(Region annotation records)
━━━━━━━━━━━━━━━━

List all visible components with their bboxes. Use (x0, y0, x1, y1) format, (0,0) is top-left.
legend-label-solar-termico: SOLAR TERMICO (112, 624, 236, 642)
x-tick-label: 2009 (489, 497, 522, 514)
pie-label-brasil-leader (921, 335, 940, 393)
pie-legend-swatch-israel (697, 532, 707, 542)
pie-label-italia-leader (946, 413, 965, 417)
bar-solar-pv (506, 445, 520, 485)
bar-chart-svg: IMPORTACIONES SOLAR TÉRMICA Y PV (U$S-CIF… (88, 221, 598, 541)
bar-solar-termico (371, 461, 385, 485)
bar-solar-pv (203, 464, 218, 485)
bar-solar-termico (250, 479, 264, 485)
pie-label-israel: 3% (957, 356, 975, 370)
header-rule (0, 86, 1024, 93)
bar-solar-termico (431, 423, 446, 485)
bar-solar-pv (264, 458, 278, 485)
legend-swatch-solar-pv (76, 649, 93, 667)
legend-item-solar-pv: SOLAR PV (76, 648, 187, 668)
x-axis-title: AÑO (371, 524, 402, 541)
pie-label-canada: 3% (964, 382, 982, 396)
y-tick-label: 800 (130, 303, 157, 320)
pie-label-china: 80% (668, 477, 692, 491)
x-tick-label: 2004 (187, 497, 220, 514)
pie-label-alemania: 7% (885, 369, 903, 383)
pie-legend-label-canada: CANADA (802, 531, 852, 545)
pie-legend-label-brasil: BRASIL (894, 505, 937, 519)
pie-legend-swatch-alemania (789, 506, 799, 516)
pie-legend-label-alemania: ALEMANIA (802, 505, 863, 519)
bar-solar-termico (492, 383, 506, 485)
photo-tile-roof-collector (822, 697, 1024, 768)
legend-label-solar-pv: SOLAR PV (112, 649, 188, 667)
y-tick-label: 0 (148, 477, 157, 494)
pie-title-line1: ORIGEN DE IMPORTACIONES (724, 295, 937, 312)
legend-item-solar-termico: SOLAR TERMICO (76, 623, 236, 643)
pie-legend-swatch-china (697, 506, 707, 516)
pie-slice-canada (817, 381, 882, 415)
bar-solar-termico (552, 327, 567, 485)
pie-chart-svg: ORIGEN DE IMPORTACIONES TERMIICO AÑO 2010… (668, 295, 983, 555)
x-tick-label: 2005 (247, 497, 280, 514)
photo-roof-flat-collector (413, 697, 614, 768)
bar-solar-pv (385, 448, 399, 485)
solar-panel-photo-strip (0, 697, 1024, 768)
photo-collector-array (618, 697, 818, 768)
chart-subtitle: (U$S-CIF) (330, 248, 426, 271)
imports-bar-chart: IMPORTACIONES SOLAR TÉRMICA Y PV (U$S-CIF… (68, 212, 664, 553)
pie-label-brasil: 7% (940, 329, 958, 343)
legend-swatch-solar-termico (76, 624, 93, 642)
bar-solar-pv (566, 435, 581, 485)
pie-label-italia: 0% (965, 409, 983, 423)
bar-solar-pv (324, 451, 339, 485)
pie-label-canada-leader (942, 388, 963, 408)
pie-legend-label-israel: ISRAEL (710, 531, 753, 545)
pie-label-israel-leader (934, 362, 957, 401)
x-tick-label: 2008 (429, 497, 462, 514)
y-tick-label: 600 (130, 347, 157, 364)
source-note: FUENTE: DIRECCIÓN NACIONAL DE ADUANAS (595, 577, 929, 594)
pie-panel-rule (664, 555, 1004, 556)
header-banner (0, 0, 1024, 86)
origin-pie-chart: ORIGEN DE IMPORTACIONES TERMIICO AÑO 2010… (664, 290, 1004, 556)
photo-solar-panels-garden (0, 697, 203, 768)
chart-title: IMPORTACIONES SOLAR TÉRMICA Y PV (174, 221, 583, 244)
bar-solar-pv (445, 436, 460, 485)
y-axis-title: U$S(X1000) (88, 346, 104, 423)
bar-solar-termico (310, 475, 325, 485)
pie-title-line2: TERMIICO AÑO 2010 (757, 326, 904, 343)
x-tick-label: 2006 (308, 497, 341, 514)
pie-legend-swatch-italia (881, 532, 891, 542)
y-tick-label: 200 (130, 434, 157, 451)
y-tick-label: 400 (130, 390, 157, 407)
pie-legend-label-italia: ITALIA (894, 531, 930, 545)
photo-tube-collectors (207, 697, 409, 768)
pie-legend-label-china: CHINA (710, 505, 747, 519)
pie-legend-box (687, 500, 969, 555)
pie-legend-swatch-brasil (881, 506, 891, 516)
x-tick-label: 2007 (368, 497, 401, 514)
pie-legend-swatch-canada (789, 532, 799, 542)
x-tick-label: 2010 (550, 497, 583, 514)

━━━━━━━━━━━━━━━━

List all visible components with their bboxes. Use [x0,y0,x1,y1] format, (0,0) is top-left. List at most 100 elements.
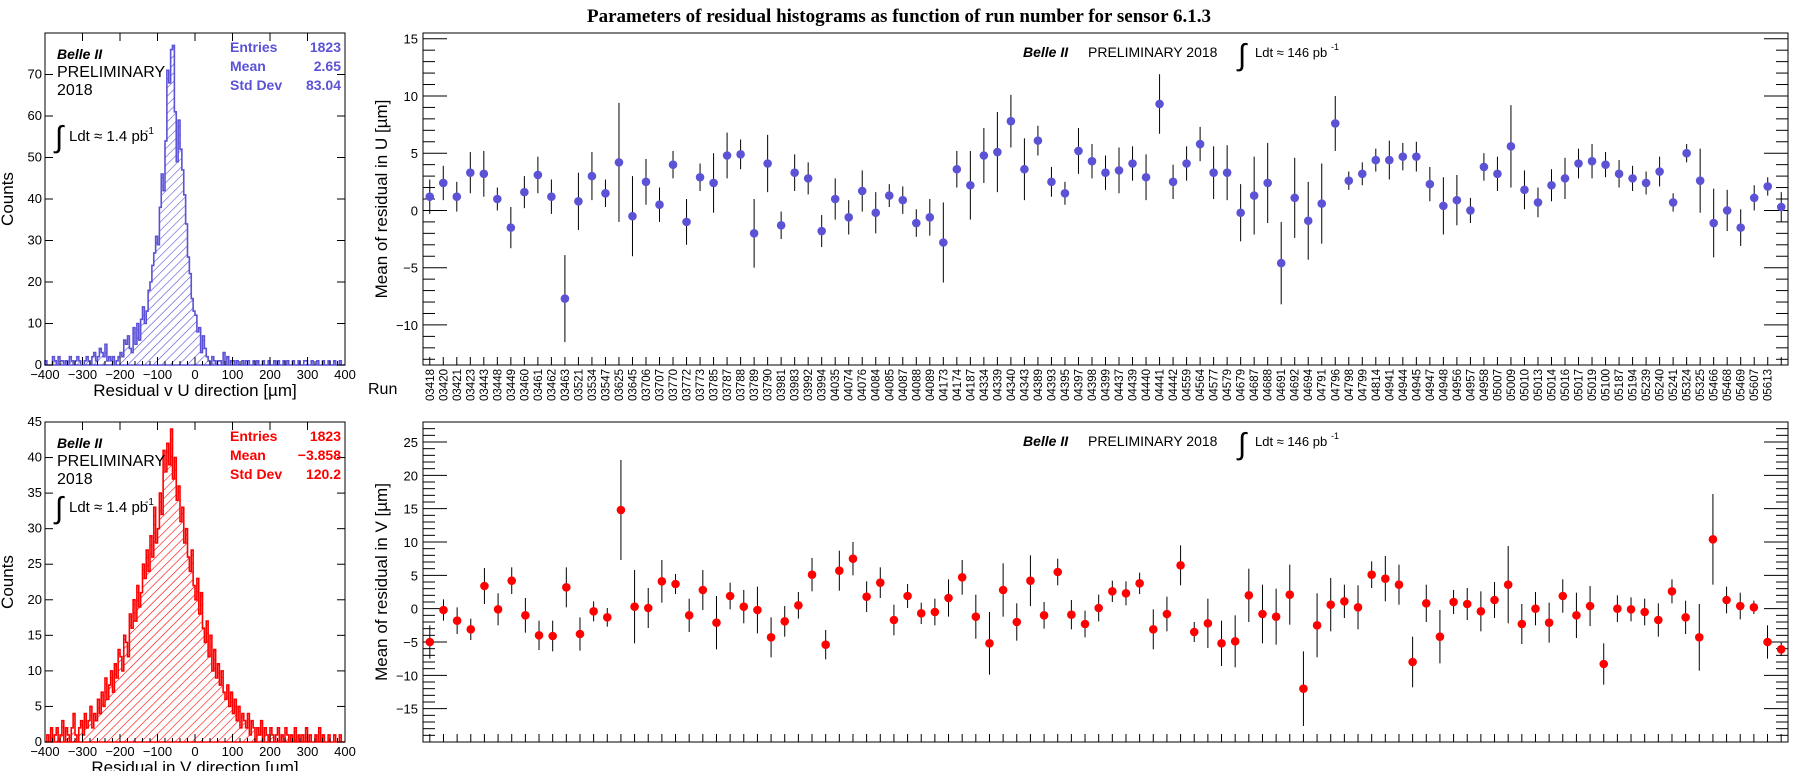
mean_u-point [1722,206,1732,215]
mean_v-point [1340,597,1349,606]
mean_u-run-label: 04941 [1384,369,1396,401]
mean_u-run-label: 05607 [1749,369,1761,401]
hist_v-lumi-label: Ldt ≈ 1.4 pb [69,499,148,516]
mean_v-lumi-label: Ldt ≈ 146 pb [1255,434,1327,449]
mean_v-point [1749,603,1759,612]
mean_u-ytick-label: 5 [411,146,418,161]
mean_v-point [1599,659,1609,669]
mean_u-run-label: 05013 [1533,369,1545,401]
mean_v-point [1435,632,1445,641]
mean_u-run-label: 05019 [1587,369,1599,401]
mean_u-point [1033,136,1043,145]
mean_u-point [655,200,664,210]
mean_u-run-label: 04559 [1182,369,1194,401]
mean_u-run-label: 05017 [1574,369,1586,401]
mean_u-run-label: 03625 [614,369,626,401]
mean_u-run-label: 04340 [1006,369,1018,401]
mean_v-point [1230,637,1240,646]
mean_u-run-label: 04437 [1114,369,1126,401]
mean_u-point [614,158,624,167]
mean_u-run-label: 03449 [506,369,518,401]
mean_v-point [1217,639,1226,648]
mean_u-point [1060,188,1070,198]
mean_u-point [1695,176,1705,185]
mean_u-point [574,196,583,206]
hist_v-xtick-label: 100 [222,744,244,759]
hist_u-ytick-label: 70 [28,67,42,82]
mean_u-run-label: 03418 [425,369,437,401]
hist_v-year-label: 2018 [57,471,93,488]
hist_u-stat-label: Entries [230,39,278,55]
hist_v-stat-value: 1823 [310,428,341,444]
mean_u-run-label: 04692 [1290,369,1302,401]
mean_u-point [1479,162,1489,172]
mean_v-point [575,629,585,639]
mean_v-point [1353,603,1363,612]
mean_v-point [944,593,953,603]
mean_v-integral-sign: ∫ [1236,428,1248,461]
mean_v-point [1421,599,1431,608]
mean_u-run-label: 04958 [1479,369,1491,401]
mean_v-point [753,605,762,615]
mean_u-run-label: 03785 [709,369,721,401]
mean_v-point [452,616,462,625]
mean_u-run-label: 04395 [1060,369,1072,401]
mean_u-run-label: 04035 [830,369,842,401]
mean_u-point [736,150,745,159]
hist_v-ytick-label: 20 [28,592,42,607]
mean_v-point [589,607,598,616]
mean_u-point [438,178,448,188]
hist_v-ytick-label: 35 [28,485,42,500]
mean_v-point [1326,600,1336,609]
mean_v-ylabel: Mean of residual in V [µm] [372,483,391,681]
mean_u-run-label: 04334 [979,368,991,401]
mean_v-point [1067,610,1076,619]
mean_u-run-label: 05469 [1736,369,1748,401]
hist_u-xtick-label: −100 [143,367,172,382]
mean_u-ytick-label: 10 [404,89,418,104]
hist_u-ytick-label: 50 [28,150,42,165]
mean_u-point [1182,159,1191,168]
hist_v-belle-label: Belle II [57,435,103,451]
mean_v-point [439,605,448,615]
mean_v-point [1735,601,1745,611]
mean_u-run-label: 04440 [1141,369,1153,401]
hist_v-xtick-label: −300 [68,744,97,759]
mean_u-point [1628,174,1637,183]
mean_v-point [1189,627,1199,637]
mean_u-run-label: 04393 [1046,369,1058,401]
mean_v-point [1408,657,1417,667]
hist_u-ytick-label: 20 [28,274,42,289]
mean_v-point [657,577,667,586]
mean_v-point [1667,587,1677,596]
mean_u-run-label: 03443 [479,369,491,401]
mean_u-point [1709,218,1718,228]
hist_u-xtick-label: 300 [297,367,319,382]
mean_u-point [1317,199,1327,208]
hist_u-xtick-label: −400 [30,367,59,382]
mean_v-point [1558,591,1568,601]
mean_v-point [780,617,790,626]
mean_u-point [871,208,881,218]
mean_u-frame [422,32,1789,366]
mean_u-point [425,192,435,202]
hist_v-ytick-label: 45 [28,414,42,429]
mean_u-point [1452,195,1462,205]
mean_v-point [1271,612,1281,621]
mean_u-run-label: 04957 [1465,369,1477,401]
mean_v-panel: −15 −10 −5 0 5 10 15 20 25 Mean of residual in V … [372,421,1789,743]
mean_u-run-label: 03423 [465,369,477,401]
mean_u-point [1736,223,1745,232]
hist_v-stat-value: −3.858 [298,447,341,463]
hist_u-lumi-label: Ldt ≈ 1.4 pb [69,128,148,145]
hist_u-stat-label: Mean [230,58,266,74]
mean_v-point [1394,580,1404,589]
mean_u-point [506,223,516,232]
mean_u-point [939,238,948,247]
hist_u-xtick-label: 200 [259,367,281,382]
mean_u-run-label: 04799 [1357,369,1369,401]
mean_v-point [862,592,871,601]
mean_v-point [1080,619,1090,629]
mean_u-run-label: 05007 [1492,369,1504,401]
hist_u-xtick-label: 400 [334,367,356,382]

━━━━━━━━━━━━━━━━

To do:
Take the material starting with the line with "y1) format, (0,0) is top-left." and going on through the line with "bar-solar-pv (506, 445, 520, 485)", change "top-left" to "upper-left", and write out only those lines with nothing else altered.

Finished task:
List all visible components with their bboxes. Use (x0, y0, x1, y1) format, (0,0) is upper-left.
legend-label-solar-termico: SOLAR TERMICO (112, 624, 236, 642)
x-tick-label: 2009 (489, 497, 522, 514)
pie-label-brasil-leader (921, 335, 940, 393)
pie-legend-swatch-israel (697, 532, 707, 542)
pie-label-italia-leader (946, 413, 965, 417)
bar-solar-pv (506, 445, 520, 485)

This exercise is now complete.